---------- Entries

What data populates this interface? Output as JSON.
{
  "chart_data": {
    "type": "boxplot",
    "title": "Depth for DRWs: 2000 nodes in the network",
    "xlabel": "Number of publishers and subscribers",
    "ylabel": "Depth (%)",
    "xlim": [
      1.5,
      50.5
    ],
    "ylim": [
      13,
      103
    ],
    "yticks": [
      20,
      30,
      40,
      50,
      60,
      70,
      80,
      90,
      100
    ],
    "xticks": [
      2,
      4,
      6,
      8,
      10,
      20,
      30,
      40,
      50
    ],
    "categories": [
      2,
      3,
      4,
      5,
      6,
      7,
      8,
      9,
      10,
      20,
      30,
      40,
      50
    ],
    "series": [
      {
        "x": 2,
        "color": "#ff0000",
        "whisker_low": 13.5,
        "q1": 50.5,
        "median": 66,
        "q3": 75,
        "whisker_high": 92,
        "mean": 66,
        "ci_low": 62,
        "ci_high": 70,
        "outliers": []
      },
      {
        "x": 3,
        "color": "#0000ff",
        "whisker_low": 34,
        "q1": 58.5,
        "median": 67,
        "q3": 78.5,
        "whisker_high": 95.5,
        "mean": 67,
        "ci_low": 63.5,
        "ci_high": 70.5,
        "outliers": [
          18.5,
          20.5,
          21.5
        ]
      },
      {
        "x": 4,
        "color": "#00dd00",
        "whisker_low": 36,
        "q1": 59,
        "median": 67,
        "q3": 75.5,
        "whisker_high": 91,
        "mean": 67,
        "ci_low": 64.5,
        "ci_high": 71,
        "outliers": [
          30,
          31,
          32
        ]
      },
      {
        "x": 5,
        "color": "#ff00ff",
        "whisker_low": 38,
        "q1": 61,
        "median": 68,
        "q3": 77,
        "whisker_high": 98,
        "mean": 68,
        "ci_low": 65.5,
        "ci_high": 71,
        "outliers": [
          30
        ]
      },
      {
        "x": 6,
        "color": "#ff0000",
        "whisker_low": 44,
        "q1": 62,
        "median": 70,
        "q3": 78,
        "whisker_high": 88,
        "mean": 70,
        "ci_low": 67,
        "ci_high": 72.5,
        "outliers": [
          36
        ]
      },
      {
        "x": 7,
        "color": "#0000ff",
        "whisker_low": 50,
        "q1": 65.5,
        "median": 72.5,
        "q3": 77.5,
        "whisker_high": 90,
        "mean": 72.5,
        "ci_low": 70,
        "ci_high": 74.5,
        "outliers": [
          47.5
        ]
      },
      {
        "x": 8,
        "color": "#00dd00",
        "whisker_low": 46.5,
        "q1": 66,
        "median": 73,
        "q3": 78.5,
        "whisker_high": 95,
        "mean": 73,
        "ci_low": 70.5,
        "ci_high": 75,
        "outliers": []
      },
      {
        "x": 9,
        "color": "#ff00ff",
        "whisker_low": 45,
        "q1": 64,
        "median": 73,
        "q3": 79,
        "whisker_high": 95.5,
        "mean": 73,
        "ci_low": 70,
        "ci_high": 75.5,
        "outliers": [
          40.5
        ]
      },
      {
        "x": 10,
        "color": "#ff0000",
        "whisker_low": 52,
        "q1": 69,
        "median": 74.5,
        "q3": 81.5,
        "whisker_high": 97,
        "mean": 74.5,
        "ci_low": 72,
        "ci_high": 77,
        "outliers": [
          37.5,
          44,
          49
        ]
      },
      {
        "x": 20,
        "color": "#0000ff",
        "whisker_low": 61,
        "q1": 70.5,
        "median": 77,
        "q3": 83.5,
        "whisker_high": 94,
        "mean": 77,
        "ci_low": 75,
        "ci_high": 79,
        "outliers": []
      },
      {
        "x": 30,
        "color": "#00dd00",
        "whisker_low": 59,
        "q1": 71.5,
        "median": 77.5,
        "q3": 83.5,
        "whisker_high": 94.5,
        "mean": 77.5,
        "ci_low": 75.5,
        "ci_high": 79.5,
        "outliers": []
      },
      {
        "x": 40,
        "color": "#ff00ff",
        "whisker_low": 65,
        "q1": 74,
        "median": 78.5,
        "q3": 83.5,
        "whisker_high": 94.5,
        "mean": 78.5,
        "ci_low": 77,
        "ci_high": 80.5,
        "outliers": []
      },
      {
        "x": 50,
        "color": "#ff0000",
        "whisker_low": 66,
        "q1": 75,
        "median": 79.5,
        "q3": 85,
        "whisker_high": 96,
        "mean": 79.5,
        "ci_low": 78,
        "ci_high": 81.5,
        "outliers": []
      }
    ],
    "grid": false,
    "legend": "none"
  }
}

--------------------

*What you will do:* Copy every line of the listing that includes the string "Depth".

*Finished exercise:*
    "title": "Depth for DRWs: 2000 nodes in the network",
    "ylabel": "Depth (%)",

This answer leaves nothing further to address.